Data items
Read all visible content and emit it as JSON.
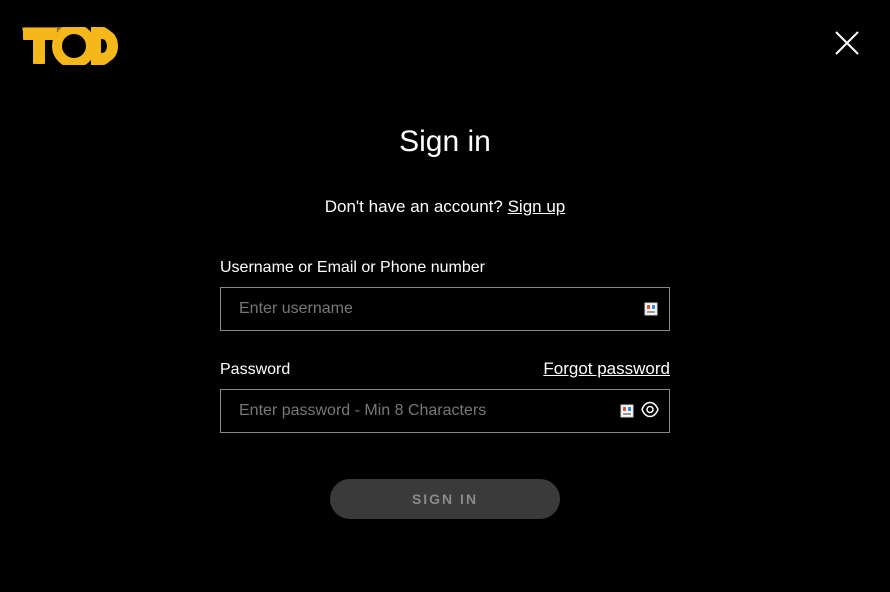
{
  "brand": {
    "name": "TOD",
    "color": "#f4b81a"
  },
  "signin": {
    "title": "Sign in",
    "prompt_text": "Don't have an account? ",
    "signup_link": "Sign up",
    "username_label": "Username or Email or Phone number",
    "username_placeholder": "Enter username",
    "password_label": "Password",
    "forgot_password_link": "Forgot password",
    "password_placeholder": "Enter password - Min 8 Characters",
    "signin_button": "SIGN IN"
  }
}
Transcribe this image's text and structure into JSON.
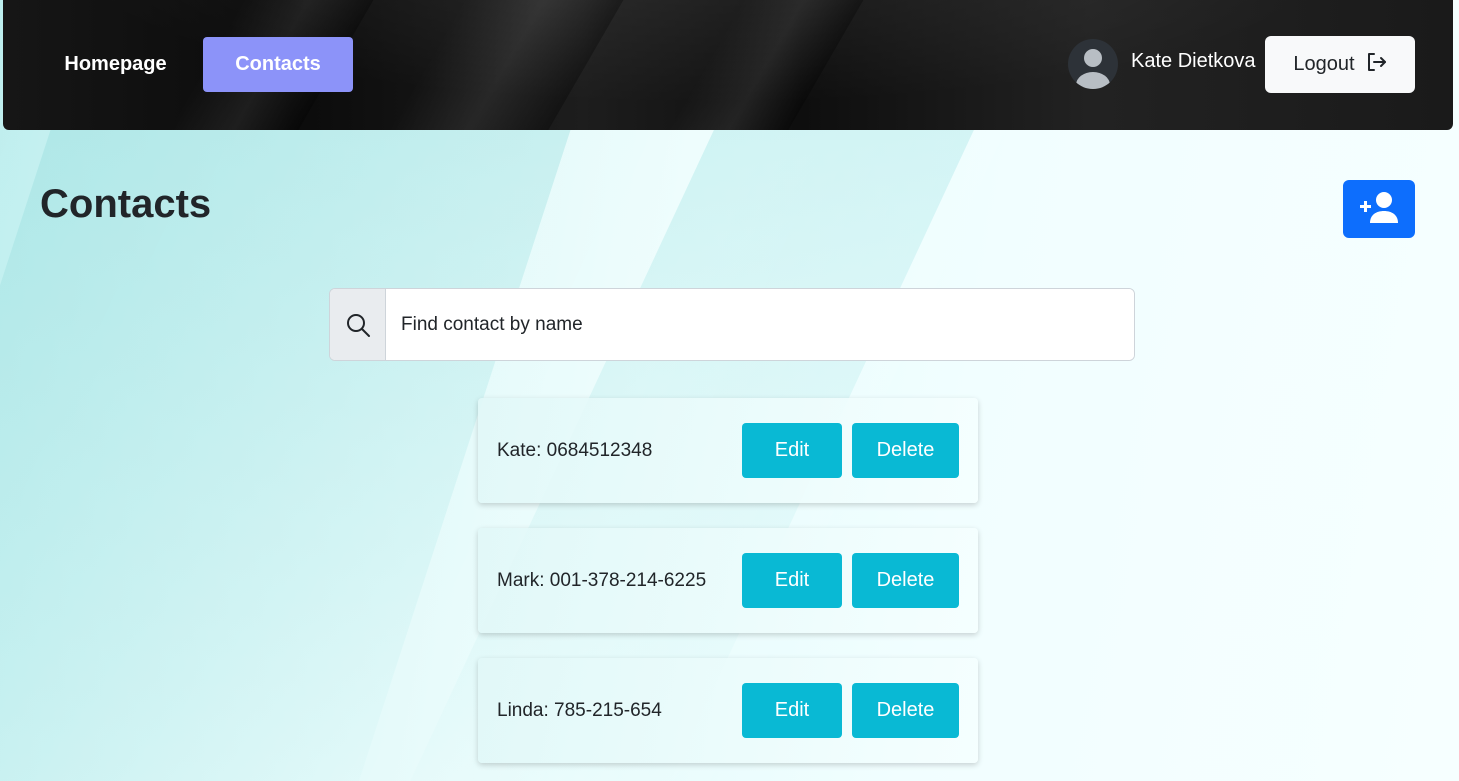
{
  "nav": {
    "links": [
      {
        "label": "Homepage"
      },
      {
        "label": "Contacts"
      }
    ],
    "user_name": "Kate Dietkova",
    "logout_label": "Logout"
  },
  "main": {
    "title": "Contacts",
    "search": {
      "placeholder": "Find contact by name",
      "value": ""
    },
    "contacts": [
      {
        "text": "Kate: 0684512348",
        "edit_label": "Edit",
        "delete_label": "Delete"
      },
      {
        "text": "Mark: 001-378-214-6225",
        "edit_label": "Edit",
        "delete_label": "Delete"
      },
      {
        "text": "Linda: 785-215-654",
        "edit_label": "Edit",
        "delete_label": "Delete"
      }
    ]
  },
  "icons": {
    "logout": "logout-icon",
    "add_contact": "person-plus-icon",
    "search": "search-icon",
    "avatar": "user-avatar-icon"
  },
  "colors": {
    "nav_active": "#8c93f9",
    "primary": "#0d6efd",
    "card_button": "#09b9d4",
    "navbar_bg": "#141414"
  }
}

WHAT YOU HAVE TO DO -
Quote every entry exactly, with the pictures omitted.

THE REPLY -
Read all visible content and emit it as JSON.
{
  "brand": {
    "name": "TOD",
    "color": "#f4b81a"
  },
  "signin": {
    "title": "Sign in",
    "prompt_text": "Don't have an account? ",
    "signup_link": "Sign up",
    "username_label": "Username or Email or Phone number",
    "username_placeholder": "Enter username",
    "password_label": "Password",
    "forgot_password_link": "Forgot password",
    "password_placeholder": "Enter password - Min 8 Characters",
    "signin_button": "SIGN IN"
  }
}
Transcribe this image's text and structure into JSON.
{
  "nav": {
    "links": [
      {
        "label": "Homepage"
      },
      {
        "label": "Contacts"
      }
    ],
    "user_name": "Kate Dietkova",
    "logout_label": "Logout"
  },
  "main": {
    "title": "Contacts",
    "search": {
      "placeholder": "Find contact by name",
      "value": ""
    },
    "contacts": [
      {
        "text": "Kate: 0684512348",
        "edit_label": "Edit",
        "delete_label": "Delete"
      },
      {
        "text": "Mark: 001-378-214-6225",
        "edit_label": "Edit",
        "delete_label": "Delete"
      },
      {
        "text": "Linda: 785-215-654",
        "edit_label": "Edit",
        "delete_label": "Delete"
      }
    ]
  },
  "icons": {
    "logout": "logout-icon",
    "add_contact": "person-plus-icon",
    "search": "search-icon",
    "avatar": "user-avatar-icon"
  },
  "colors": {
    "nav_active": "#8c93f9",
    "primary": "#0d6efd",
    "card_button": "#09b9d4",
    "navbar_bg": "#141414"
  }
}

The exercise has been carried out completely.